• THE INPUT:
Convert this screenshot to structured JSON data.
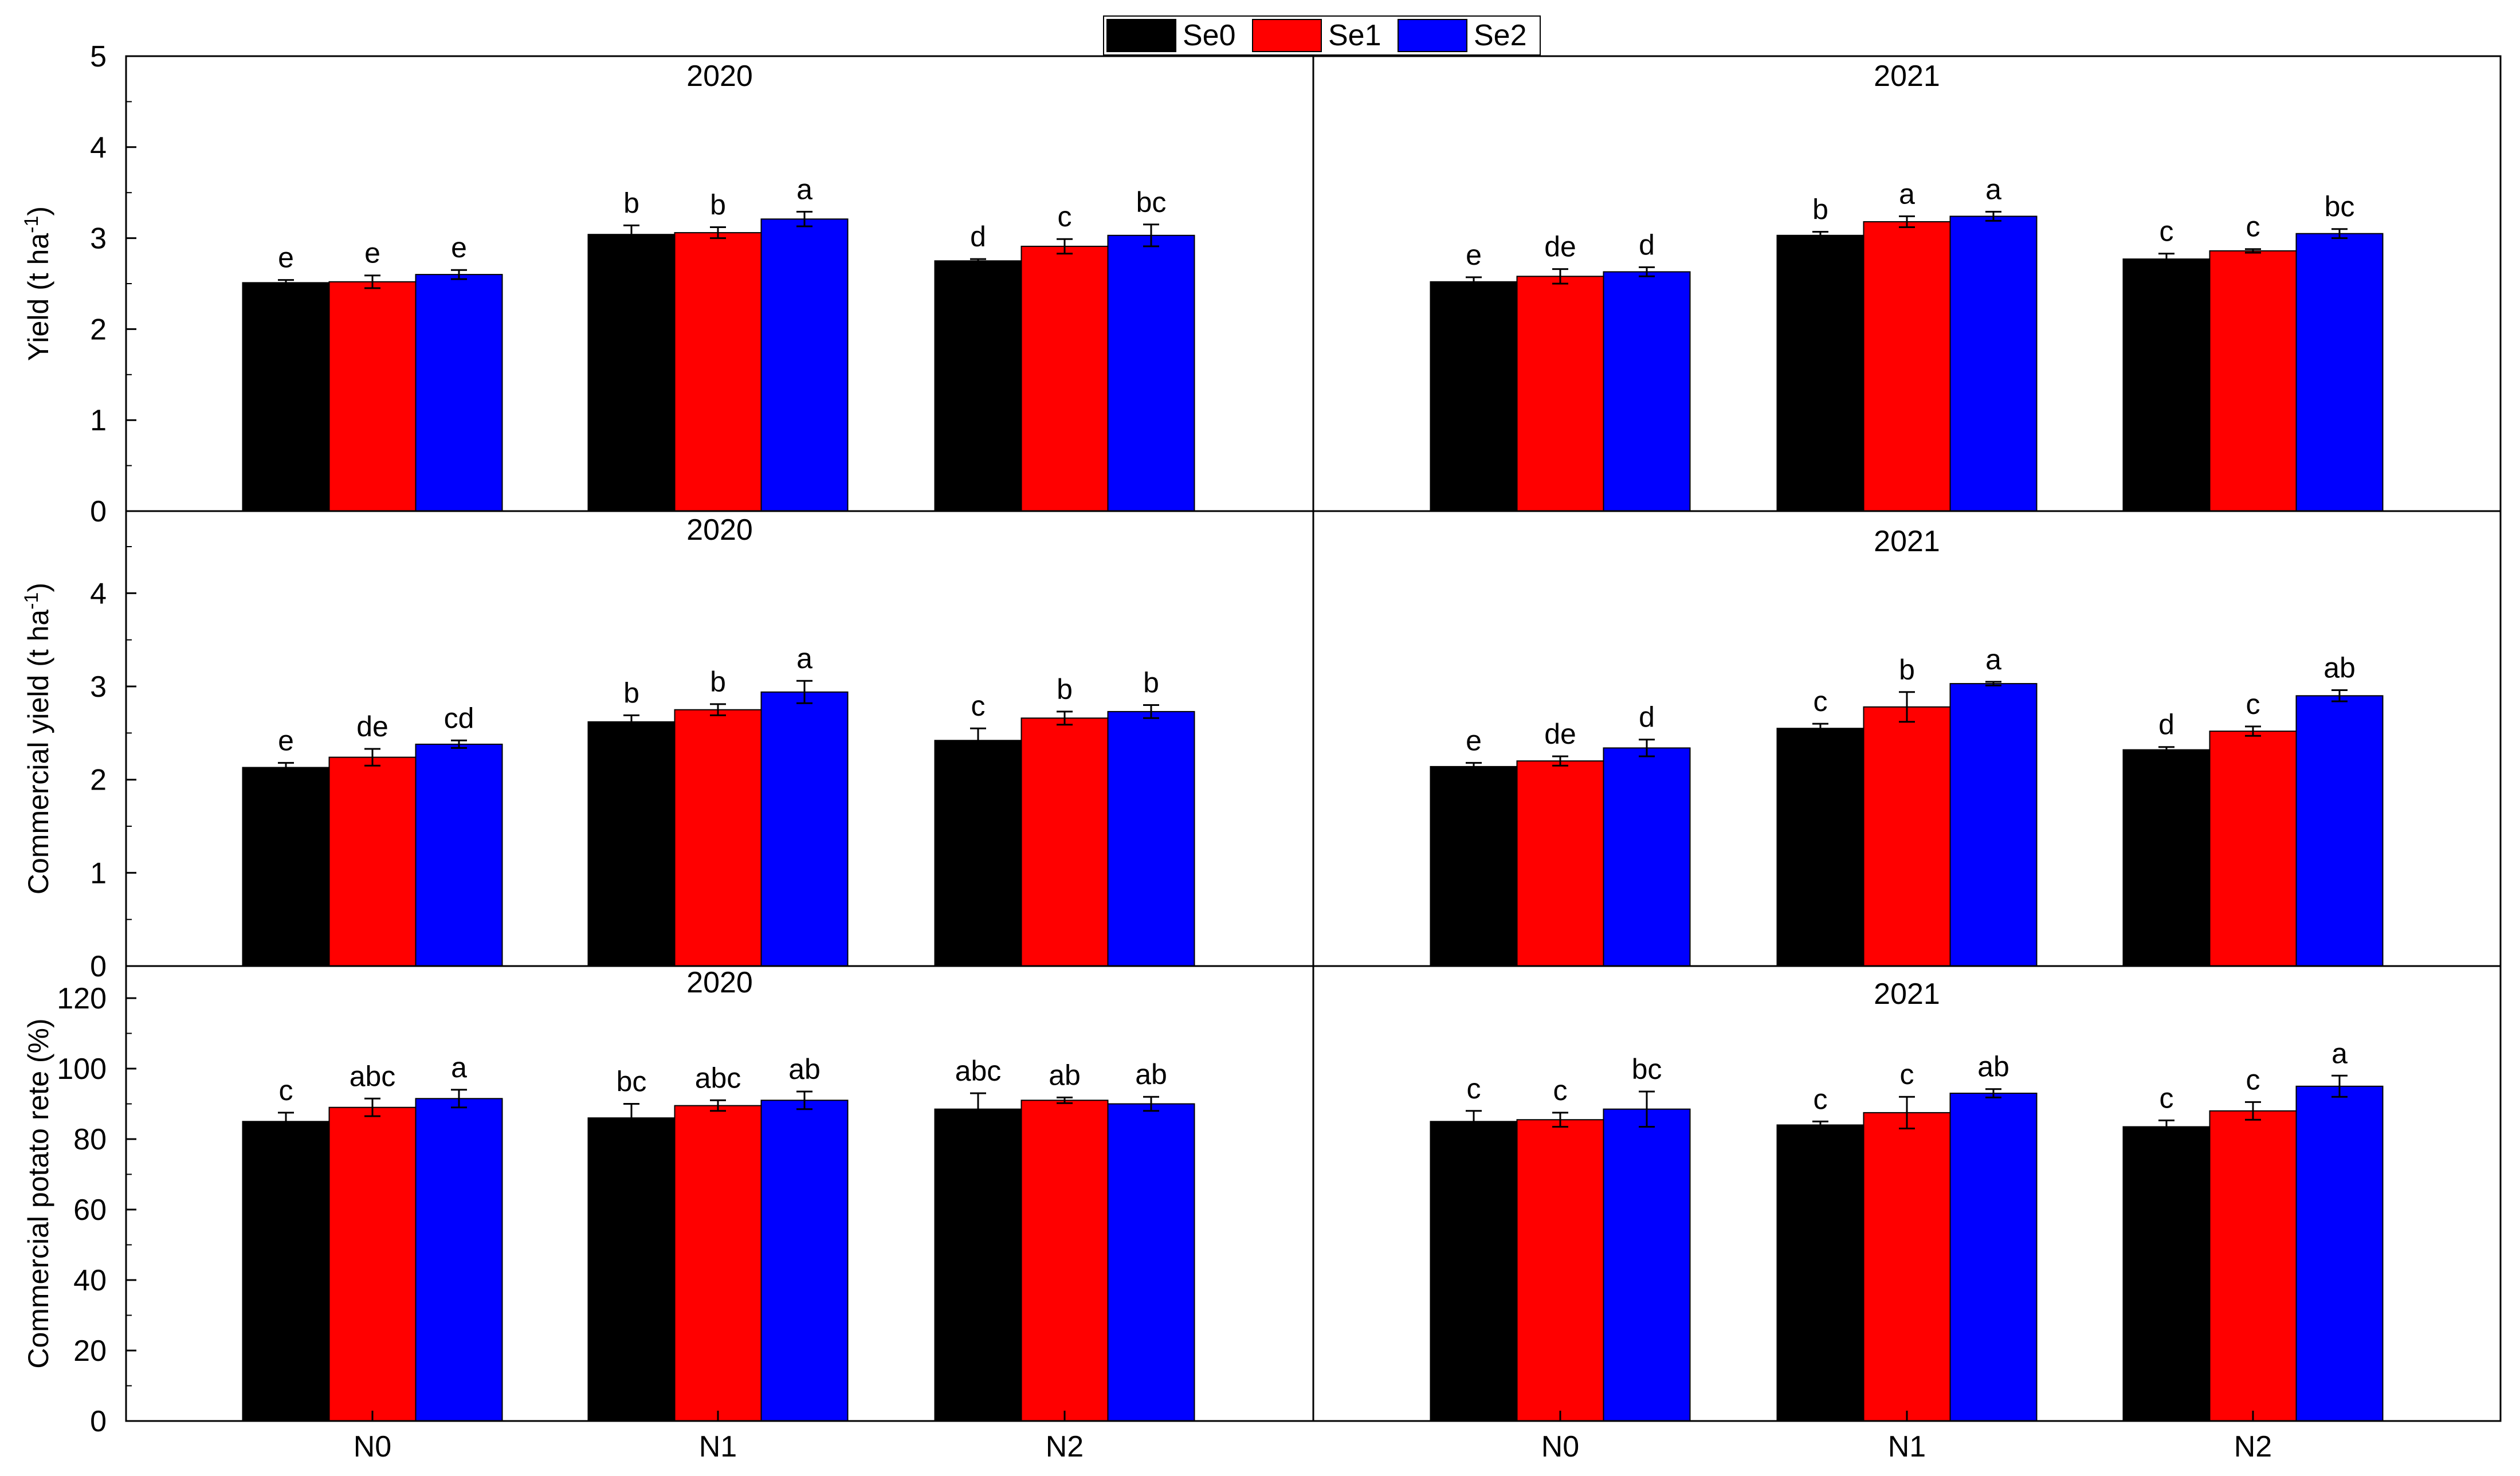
{
  "legend": {
    "items": [
      {
        "label": "Se0",
        "color": "#000000"
      },
      {
        "label": "Se1",
        "color": "#ff0000"
      },
      {
        "label": "Se2",
        "color": "#0000ff"
      }
    ]
  },
  "chart_data": {
    "type": "bar",
    "categories": [
      "N0",
      "N1",
      "N2"
    ],
    "series_names": [
      "Se0",
      "Se1",
      "Se2"
    ],
    "colors": {
      "Se0": "#000000",
      "Se1": "#ff0000",
      "Se2": "#0000ff"
    },
    "rows": [
      {
        "ylabel": "Yield (t ha",
        "ylabel_sup": "-1",
        "ylabel_close": ")",
        "ylim": [
          0,
          5
        ],
        "yticks": [
          0,
          1,
          2,
          3,
          4,
          5
        ],
        "panels": [
          {
            "title": "2020",
            "values": [
              [
                2.51,
                2.52,
                2.6
              ],
              [
                3.04,
                3.06,
                3.21
              ],
              [
                2.75,
                2.91,
                3.03
              ]
            ],
            "errors": [
              [
                0.03,
                0.07,
                0.05
              ],
              [
                0.1,
                0.06,
                0.08
              ],
              [
                0.02,
                0.08,
                0.12
              ]
            ],
            "letters": [
              [
                "e",
                "e",
                "e"
              ],
              [
                "b",
                "b",
                "a"
              ],
              [
                "d",
                "c",
                "bc"
              ]
            ]
          },
          {
            "title": "2021",
            "values": [
              [
                2.52,
                2.58,
                2.63
              ],
              [
                3.03,
                3.18,
                3.24
              ],
              [
                2.77,
                2.86,
                3.05
              ]
            ],
            "errors": [
              [
                0.05,
                0.08,
                0.05
              ],
              [
                0.04,
                0.06,
                0.05
              ],
              [
                0.06,
                0.02,
                0.05
              ]
            ],
            "letters": [
              [
                "e",
                "de",
                "d"
              ],
              [
                "b",
                "a",
                "a"
              ],
              [
                "c",
                "c",
                "bc"
              ]
            ]
          }
        ]
      },
      {
        "ylabel": "Commercial yield (t ha",
        "ylabel_sup": "-1",
        "ylabel_close": ")",
        "ylim": [
          0,
          5
        ],
        "yticks": [
          0,
          1,
          2,
          3,
          4
        ],
        "panels": [
          {
            "title": "2020",
            "values": [
              [
                2.13,
                2.24,
                2.38
              ],
              [
                2.62,
                2.75,
                2.94
              ],
              [
                2.42,
                2.66,
                2.73
              ]
            ],
            "errors": [
              [
                0.05,
                0.09,
                0.04
              ],
              [
                0.07,
                0.06,
                0.12
              ],
              [
                0.13,
                0.07,
                0.07
              ]
            ],
            "letters": [
              [
                "e",
                "de",
                "cd"
              ],
              [
                "b",
                "b",
                "a"
              ],
              [
                "c",
                "b",
                "b"
              ]
            ]
          },
          {
            "title": "2021",
            "values": [
              [
                2.14,
                2.2,
                2.34
              ],
              [
                2.55,
                2.78,
                3.03
              ],
              [
                2.32,
                2.52,
                2.9
              ]
            ],
            "errors": [
              [
                0.04,
                0.05,
                0.09
              ],
              [
                0.05,
                0.16,
                0.02
              ],
              [
                0.03,
                0.05,
                0.06
              ]
            ],
            "letters": [
              [
                "e",
                "de",
                "d"
              ],
              [
                "c",
                "b",
                "a"
              ],
              [
                "d",
                "c",
                "ab"
              ]
            ]
          }
        ]
      },
      {
        "ylabel": "Commercial potato rete (%)",
        "ylabel_sup": "",
        "ylabel_close": "",
        "ylim": [
          0,
          128
        ],
        "yticks": [
          0,
          20,
          40,
          60,
          80,
          100,
          120
        ],
        "panels": [
          {
            "title": "2020",
            "values": [
              [
                85.0,
                89.0,
                91.5
              ],
              [
                86.0,
                89.5,
                91.0
              ],
              [
                88.5,
                91.0,
                90.0
              ]
            ],
            "errors": [
              [
                2.5,
                2.5,
                2.5
              ],
              [
                4.0,
                1.5,
                2.5
              ],
              [
                4.5,
                0.8,
                2.0
              ]
            ],
            "letters": [
              [
                "c",
                "abc",
                "a"
              ],
              [
                "bc",
                "abc",
                "ab"
              ],
              [
                "abc",
                "ab",
                "ab"
              ]
            ]
          },
          {
            "title": "2021",
            "values": [
              [
                85.0,
                85.5,
                88.5
              ],
              [
                84.0,
                87.5,
                93.0
              ],
              [
                83.5,
                88.0,
                95.0
              ]
            ],
            "errors": [
              [
                3.0,
                2.0,
                5.0
              ],
              [
                1.0,
                4.5,
                1.2
              ],
              [
                1.8,
                2.5,
                3.0
              ]
            ],
            "letters": [
              [
                "c",
                "c",
                "bc"
              ],
              [
                "c",
                "c",
                "ab"
              ],
              [
                "c",
                "c",
                "a"
              ]
            ]
          }
        ]
      }
    ]
  }
}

• SHORT PROBLEM:
Pull out every line in the data above that has the word "Commercial".

• TASK ANSWER:
        "ylabel": "Commercial yield (t ha",
        "ylabel": "Commercial potato rete (%)",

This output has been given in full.